• RECORDS FOR THE EXERCISE:

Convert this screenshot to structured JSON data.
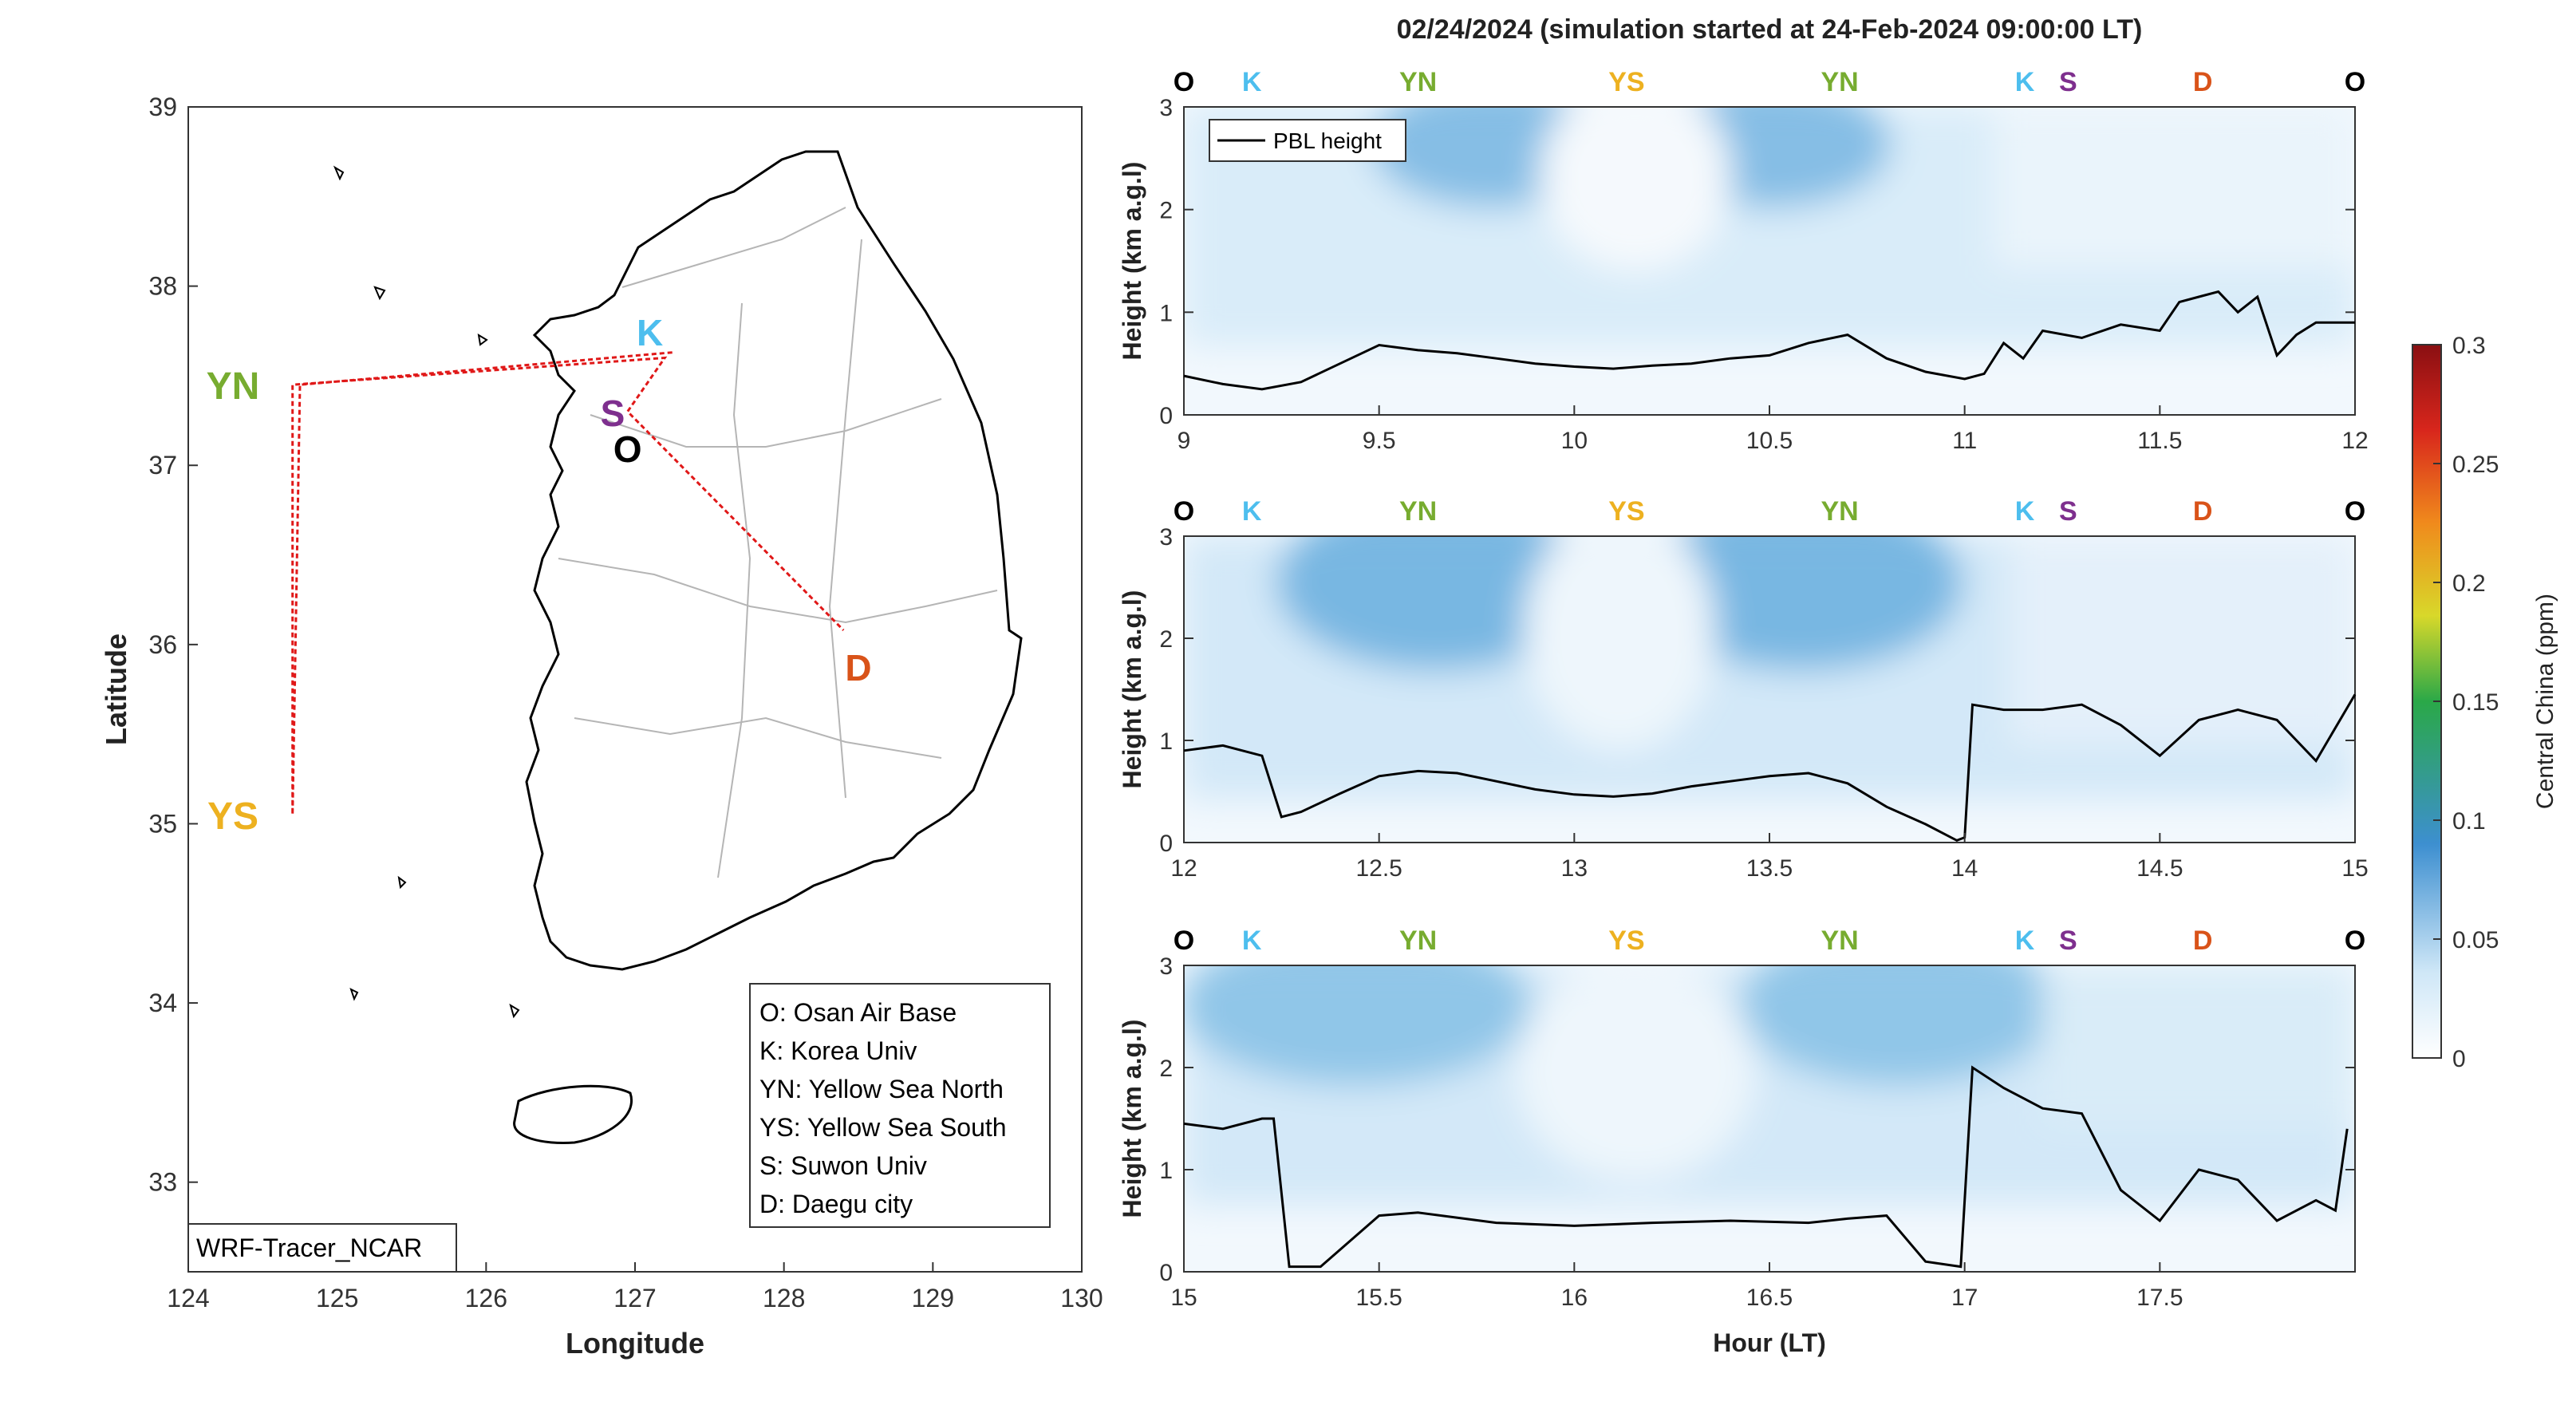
{
  "title": "02/24/2024 (simulation started at 24-Feb-2024 09:00:00 LT)",
  "map": {
    "xlabel": "Longitude",
    "ylabel": "Latitude",
    "xticks": [
      "124",
      "125",
      "126",
      "127",
      "128",
      "129",
      "130"
    ],
    "yticks": [
      "33",
      "34",
      "35",
      "36",
      "37",
      "38",
      "39"
    ],
    "xlim": [
      124,
      130
    ],
    "ylim": [
      32.5,
      39
    ],
    "model_label": "WRF-Tracer_NCAR",
    "sites": [
      {
        "code": "O",
        "lon": 126.95,
        "lat": 37.1,
        "color": "#000000"
      },
      {
        "code": "K",
        "lon": 127.1,
        "lat": 37.75,
        "color": "#4DBEEE"
      },
      {
        "code": "S",
        "lon": 126.85,
        "lat": 37.3,
        "color": "#7E2F8E"
      },
      {
        "code": "D",
        "lon": 128.5,
        "lat": 35.88,
        "color": "#D95319"
      },
      {
        "code": "YN",
        "lon": 124.3,
        "lat": 37.45,
        "color": "#77AC30"
      },
      {
        "code": "YS",
        "lon": 124.3,
        "lat": 35.05,
        "color": "#EDB120"
      }
    ],
    "path": [
      [
        127.25,
        37.63
      ],
      [
        124.75,
        37.45
      ],
      [
        124.7,
        35.05
      ],
      [
        124.7,
        37.45
      ],
      [
        127.2,
        37.6
      ],
      [
        126.95,
        37.3
      ],
      [
        128.4,
        36.08
      ]
    ],
    "legend": [
      "O: Osan Air Base",
      "K: Korea Univ",
      "YN: Yellow Sea North",
      "YS: Yellow Sea South",
      "S: Suwon Univ",
      "D: Daegu city"
    ]
  },
  "panels": {
    "ylabel": "Height (km a.g.l)",
    "xlabel": "Hour (LT)",
    "legend_label": "PBL height",
    "top_labels": [
      "O",
      "K",
      "YN",
      "YS",
      "YN",
      "K",
      "S",
      "D",
      "O"
    ],
    "top_label_colors": [
      "#000000",
      "#4DBEEE",
      "#77AC30",
      "#EDB120",
      "#77AC30",
      "#4DBEEE",
      "#7E2F8E",
      "#D95319",
      "#000000"
    ],
    "items": [
      {
        "xticks": [
          "9",
          "9.5",
          "10",
          "10.5",
          "11",
          "11.5",
          "12"
        ],
        "yticks": [
          "0",
          "1",
          "2",
          "3"
        ]
      },
      {
        "xticks": [
          "12",
          "12.5",
          "13",
          "13.5",
          "14",
          "14.5",
          "15"
        ],
        "yticks": [
          "0",
          "1",
          "2",
          "3"
        ]
      },
      {
        "xticks": [
          "15",
          "15.5",
          "16",
          "16.5",
          "17",
          "17.5"
        ],
        "yticks": [
          "0",
          "1",
          "2",
          "3"
        ]
      }
    ]
  },
  "colorbar": {
    "label": "Central China (ppm)",
    "ticks": [
      "0",
      "0.05",
      "0.1",
      "0.15",
      "0.2",
      "0.25",
      "0.3"
    ],
    "range": [
      0,
      0.3
    ]
  },
  "chart_data": [
    {
      "type": "line",
      "title": "02/24/2024 (simulation started at 24-Feb-2024 09:00:00 LT)",
      "series": [
        {
          "name": "PBL height",
          "x": [
            9.0,
            9.1,
            9.2,
            9.3,
            9.4,
            9.5,
            9.6,
            9.7,
            9.8,
            9.9,
            10.0,
            10.1,
            10.2,
            10.3,
            10.4,
            10.5,
            10.6,
            10.7,
            10.8,
            10.9,
            11.0,
            11.05,
            11.1,
            11.15,
            11.2,
            11.3,
            11.4,
            11.5,
            11.55,
            11.6,
            11.65,
            11.7,
            11.75,
            11.8,
            11.85,
            11.9,
            12.0
          ],
          "y": [
            0.38,
            0.3,
            0.25,
            0.32,
            0.5,
            0.68,
            0.63,
            0.6,
            0.55,
            0.5,
            0.47,
            0.45,
            0.48,
            0.5,
            0.55,
            0.58,
            0.7,
            0.78,
            0.55,
            0.42,
            0.35,
            0.4,
            0.7,
            0.55,
            0.82,
            0.75,
            0.88,
            0.82,
            1.1,
            1.15,
            1.2,
            1.0,
            1.15,
            0.58,
            0.78,
            0.9,
            0.9
          ]
        }
      ],
      "xlabel": "",
      "ylabel": "Height (km a.g.l)",
      "xlim": [
        9,
        12
      ],
      "ylim": [
        0,
        3
      ]
    },
    {
      "type": "line",
      "series": [
        {
          "name": "PBL height",
          "x": [
            12.0,
            12.1,
            12.2,
            12.25,
            12.3,
            12.4,
            12.5,
            12.6,
            12.7,
            12.8,
            12.9,
            13.0,
            13.1,
            13.2,
            13.3,
            13.4,
            13.5,
            13.6,
            13.7,
            13.8,
            13.9,
            13.98,
            14.0,
            14.02,
            14.1,
            14.2,
            14.3,
            14.4,
            14.5,
            14.6,
            14.7,
            14.8,
            14.9,
            15.0
          ],
          "y": [
            0.9,
            0.95,
            0.85,
            0.25,
            0.3,
            0.48,
            0.65,
            0.7,
            0.68,
            0.6,
            0.52,
            0.47,
            0.45,
            0.48,
            0.55,
            0.6,
            0.65,
            0.68,
            0.58,
            0.35,
            0.18,
            0.02,
            0.05,
            1.35,
            1.3,
            1.3,
            1.35,
            1.15,
            0.85,
            1.2,
            1.3,
            1.2,
            0.8,
            1.45
          ]
        }
      ],
      "xlabel": "",
      "ylabel": "Height (km a.g.l)",
      "xlim": [
        12,
        15
      ],
      "ylim": [
        0,
        3
      ]
    },
    {
      "type": "line",
      "series": [
        {
          "name": "PBL height",
          "x": [
            15.0,
            15.1,
            15.2,
            15.23,
            15.27,
            15.35,
            15.5,
            15.6,
            15.8,
            16.0,
            16.2,
            16.4,
            16.6,
            16.7,
            16.8,
            16.9,
            16.99,
            17.02,
            17.1,
            17.2,
            17.3,
            17.4,
            17.5,
            17.6,
            17.7,
            17.8,
            17.9,
            17.95,
            17.98
          ],
          "y": [
            1.45,
            1.4,
            1.5,
            1.5,
            0.05,
            0.05,
            0.55,
            0.58,
            0.48,
            0.45,
            0.48,
            0.5,
            0.48,
            0.52,
            0.55,
            0.1,
            0.05,
            2.0,
            1.8,
            1.6,
            1.55,
            0.8,
            0.5,
            1.0,
            0.9,
            0.5,
            0.7,
            0.6,
            1.4
          ]
        }
      ],
      "xlabel": "Hour (LT)",
      "ylabel": "Height (km a.g.l)",
      "xlim": [
        15,
        18
      ],
      "ylim": [
        0,
        3
      ]
    }
  ]
}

• WHAT YOU ARE ASKED TO DO: Omit all pictures while transcribing the entries verbatim.

• EXERCISE RESPONSE:
Convert this screenshot to structured JSON data.
{
  "title": "02/24/2024 (simulation started at 24-Feb-2024 09:00:00 LT)",
  "map": {
    "xlabel": "Longitude",
    "ylabel": "Latitude",
    "xticks": [
      "124",
      "125",
      "126",
      "127",
      "128",
      "129",
      "130"
    ],
    "yticks": [
      "33",
      "34",
      "35",
      "36",
      "37",
      "38",
      "39"
    ],
    "xlim": [
      124,
      130
    ],
    "ylim": [
      32.5,
      39
    ],
    "model_label": "WRF-Tracer_NCAR",
    "sites": [
      {
        "code": "O",
        "lon": 126.95,
        "lat": 37.1,
        "color": "#000000"
      },
      {
        "code": "K",
        "lon": 127.1,
        "lat": 37.75,
        "color": "#4DBEEE"
      },
      {
        "code": "S",
        "lon": 126.85,
        "lat": 37.3,
        "color": "#7E2F8E"
      },
      {
        "code": "D",
        "lon": 128.5,
        "lat": 35.88,
        "color": "#D95319"
      },
      {
        "code": "YN",
        "lon": 124.3,
        "lat": 37.45,
        "color": "#77AC30"
      },
      {
        "code": "YS",
        "lon": 124.3,
        "lat": 35.05,
        "color": "#EDB120"
      }
    ],
    "path": [
      [
        127.25,
        37.63
      ],
      [
        124.75,
        37.45
      ],
      [
        124.7,
        35.05
      ],
      [
        124.7,
        37.45
      ],
      [
        127.2,
        37.6
      ],
      [
        126.95,
        37.3
      ],
      [
        128.4,
        36.08
      ]
    ],
    "legend": [
      "O: Osan Air Base",
      "K: Korea Univ",
      "YN: Yellow Sea North",
      "YS: Yellow Sea South",
      "S: Suwon Univ",
      "D: Daegu city"
    ]
  },
  "panels": {
    "ylabel": "Height (km a.g.l)",
    "xlabel": "Hour (LT)",
    "legend_label": "PBL height",
    "top_labels": [
      "O",
      "K",
      "YN",
      "YS",
      "YN",
      "K",
      "S",
      "D",
      "O"
    ],
    "top_label_colors": [
      "#000000",
      "#4DBEEE",
      "#77AC30",
      "#EDB120",
      "#77AC30",
      "#4DBEEE",
      "#7E2F8E",
      "#D95319",
      "#000000"
    ],
    "items": [
      {
        "xticks": [
          "9",
          "9.5",
          "10",
          "10.5",
          "11",
          "11.5",
          "12"
        ],
        "yticks": [
          "0",
          "1",
          "2",
          "3"
        ]
      },
      {
        "xticks": [
          "12",
          "12.5",
          "13",
          "13.5",
          "14",
          "14.5",
          "15"
        ],
        "yticks": [
          "0",
          "1",
          "2",
          "3"
        ]
      },
      {
        "xticks": [
          "15",
          "15.5",
          "16",
          "16.5",
          "17",
          "17.5"
        ],
        "yticks": [
          "0",
          "1",
          "2",
          "3"
        ]
      }
    ]
  },
  "colorbar": {
    "label": "Central China (ppm)",
    "ticks": [
      "0",
      "0.05",
      "0.1",
      "0.15",
      "0.2",
      "0.25",
      "0.3"
    ],
    "range": [
      0,
      0.3
    ]
  },
  "chart_data": [
    {
      "type": "line",
      "title": "02/24/2024 (simulation started at 24-Feb-2024 09:00:00 LT)",
      "series": [
        {
          "name": "PBL height",
          "x": [
            9.0,
            9.1,
            9.2,
            9.3,
            9.4,
            9.5,
            9.6,
            9.7,
            9.8,
            9.9,
            10.0,
            10.1,
            10.2,
            10.3,
            10.4,
            10.5,
            10.6,
            10.7,
            10.8,
            10.9,
            11.0,
            11.05,
            11.1,
            11.15,
            11.2,
            11.3,
            11.4,
            11.5,
            11.55,
            11.6,
            11.65,
            11.7,
            11.75,
            11.8,
            11.85,
            11.9,
            12.0
          ],
          "y": [
            0.38,
            0.3,
            0.25,
            0.32,
            0.5,
            0.68,
            0.63,
            0.6,
            0.55,
            0.5,
            0.47,
            0.45,
            0.48,
            0.5,
            0.55,
            0.58,
            0.7,
            0.78,
            0.55,
            0.42,
            0.35,
            0.4,
            0.7,
            0.55,
            0.82,
            0.75,
            0.88,
            0.82,
            1.1,
            1.15,
            1.2,
            1.0,
            1.15,
            0.58,
            0.78,
            0.9,
            0.9
          ]
        }
      ],
      "xlabel": "",
      "ylabel": "Height (km a.g.l)",
      "xlim": [
        9,
        12
      ],
      "ylim": [
        0,
        3
      ]
    },
    {
      "type": "line",
      "series": [
        {
          "name": "PBL height",
          "x": [
            12.0,
            12.1,
            12.2,
            12.25,
            12.3,
            12.4,
            12.5,
            12.6,
            12.7,
            12.8,
            12.9,
            13.0,
            13.1,
            13.2,
            13.3,
            13.4,
            13.5,
            13.6,
            13.7,
            13.8,
            13.9,
            13.98,
            14.0,
            14.02,
            14.1,
            14.2,
            14.3,
            14.4,
            14.5,
            14.6,
            14.7,
            14.8,
            14.9,
            15.0
          ],
          "y": [
            0.9,
            0.95,
            0.85,
            0.25,
            0.3,
            0.48,
            0.65,
            0.7,
            0.68,
            0.6,
            0.52,
            0.47,
            0.45,
            0.48,
            0.55,
            0.6,
            0.65,
            0.68,
            0.58,
            0.35,
            0.18,
            0.02,
            0.05,
            1.35,
            1.3,
            1.3,
            1.35,
            1.15,
            0.85,
            1.2,
            1.3,
            1.2,
            0.8,
            1.45
          ]
        }
      ],
      "xlabel": "",
      "ylabel": "Height (km a.g.l)",
      "xlim": [
        12,
        15
      ],
      "ylim": [
        0,
        3
      ]
    },
    {
      "type": "line",
      "series": [
        {
          "name": "PBL height",
          "x": [
            15.0,
            15.1,
            15.2,
            15.23,
            15.27,
            15.35,
            15.5,
            15.6,
            15.8,
            16.0,
            16.2,
            16.4,
            16.6,
            16.7,
            16.8,
            16.9,
            16.99,
            17.02,
            17.1,
            17.2,
            17.3,
            17.4,
            17.5,
            17.6,
            17.7,
            17.8,
            17.9,
            17.95,
            17.98
          ],
          "y": [
            1.45,
            1.4,
            1.5,
            1.5,
            0.05,
            0.05,
            0.55,
            0.58,
            0.48,
            0.45,
            0.48,
            0.5,
            0.48,
            0.52,
            0.55,
            0.1,
            0.05,
            2.0,
            1.8,
            1.6,
            1.55,
            0.8,
            0.5,
            1.0,
            0.9,
            0.5,
            0.7,
            0.6,
            1.4
          ]
        }
      ],
      "xlabel": "Hour (LT)",
      "ylabel": "Height (km a.g.l)",
      "xlim": [
        15,
        18
      ],
      "ylim": [
        0,
        3
      ]
    }
  ]
}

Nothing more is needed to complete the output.